__WRITTEN INSTRUCTION__:
Format the lines from the one containing "- table-cell: 18.9" through the one containing "- table-cell: 9.0", inclusive, as a numbered list with blank lines omitted. Include no other lines.

***

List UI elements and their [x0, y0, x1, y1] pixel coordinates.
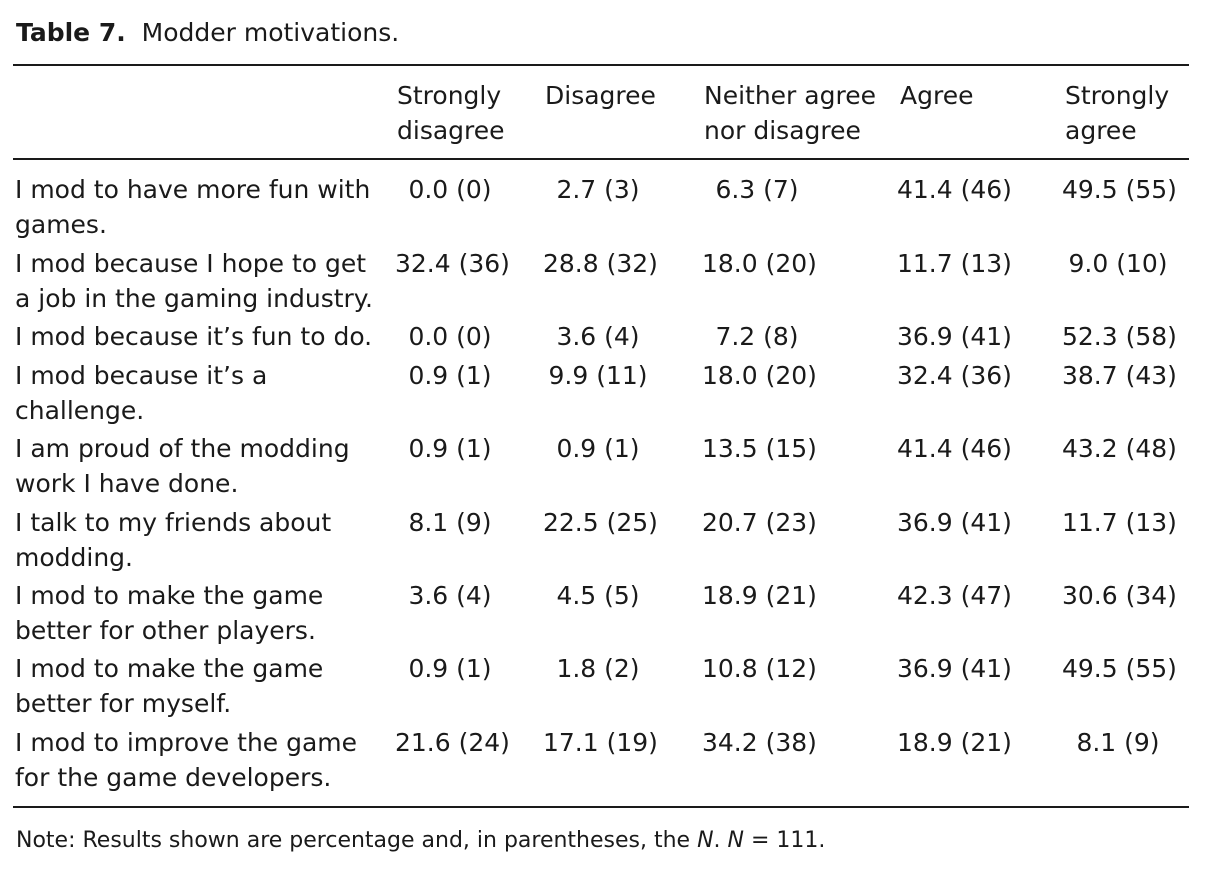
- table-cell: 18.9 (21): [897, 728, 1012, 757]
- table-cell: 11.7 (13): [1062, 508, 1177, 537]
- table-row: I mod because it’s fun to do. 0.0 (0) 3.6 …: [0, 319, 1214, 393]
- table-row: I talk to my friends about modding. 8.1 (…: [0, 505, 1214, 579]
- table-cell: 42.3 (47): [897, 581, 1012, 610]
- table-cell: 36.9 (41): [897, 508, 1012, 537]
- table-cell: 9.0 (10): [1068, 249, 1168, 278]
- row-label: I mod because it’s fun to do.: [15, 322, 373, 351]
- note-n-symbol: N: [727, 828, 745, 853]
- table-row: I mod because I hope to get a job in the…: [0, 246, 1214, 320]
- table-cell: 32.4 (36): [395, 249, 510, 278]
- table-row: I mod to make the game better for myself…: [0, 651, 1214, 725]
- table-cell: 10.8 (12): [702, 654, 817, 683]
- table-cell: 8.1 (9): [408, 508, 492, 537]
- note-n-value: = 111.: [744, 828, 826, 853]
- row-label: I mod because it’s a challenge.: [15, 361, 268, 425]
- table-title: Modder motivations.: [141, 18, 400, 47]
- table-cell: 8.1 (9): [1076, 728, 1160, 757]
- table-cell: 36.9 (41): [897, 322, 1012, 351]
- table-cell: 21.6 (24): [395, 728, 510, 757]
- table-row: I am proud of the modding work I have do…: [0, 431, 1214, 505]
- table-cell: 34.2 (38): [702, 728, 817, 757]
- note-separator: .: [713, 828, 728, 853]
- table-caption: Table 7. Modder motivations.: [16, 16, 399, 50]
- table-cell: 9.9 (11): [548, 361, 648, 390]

***

__FINISHED EXERCISE__:
1. - table-cell: 18.9 (21): [897, 728, 1012, 757]
2. - table-cell: 11.7 (13): [1062, 508, 1177, 537]
3. - table-row: I mod because it’s fun to do. 0.0 (0) 3.6 …: [0, 319, 1214, 393]
4. - table-row: I talk to my friends about modding. 8.1 (…: [0, 505, 1214, 579]
5. - table-cell: 42.3 (47): [897, 581, 1012, 610]
6. - table-cell: 36.9 (41): [897, 508, 1012, 537]
7. - table-cell: 9.0 (10): [1068, 249, 1168, 278]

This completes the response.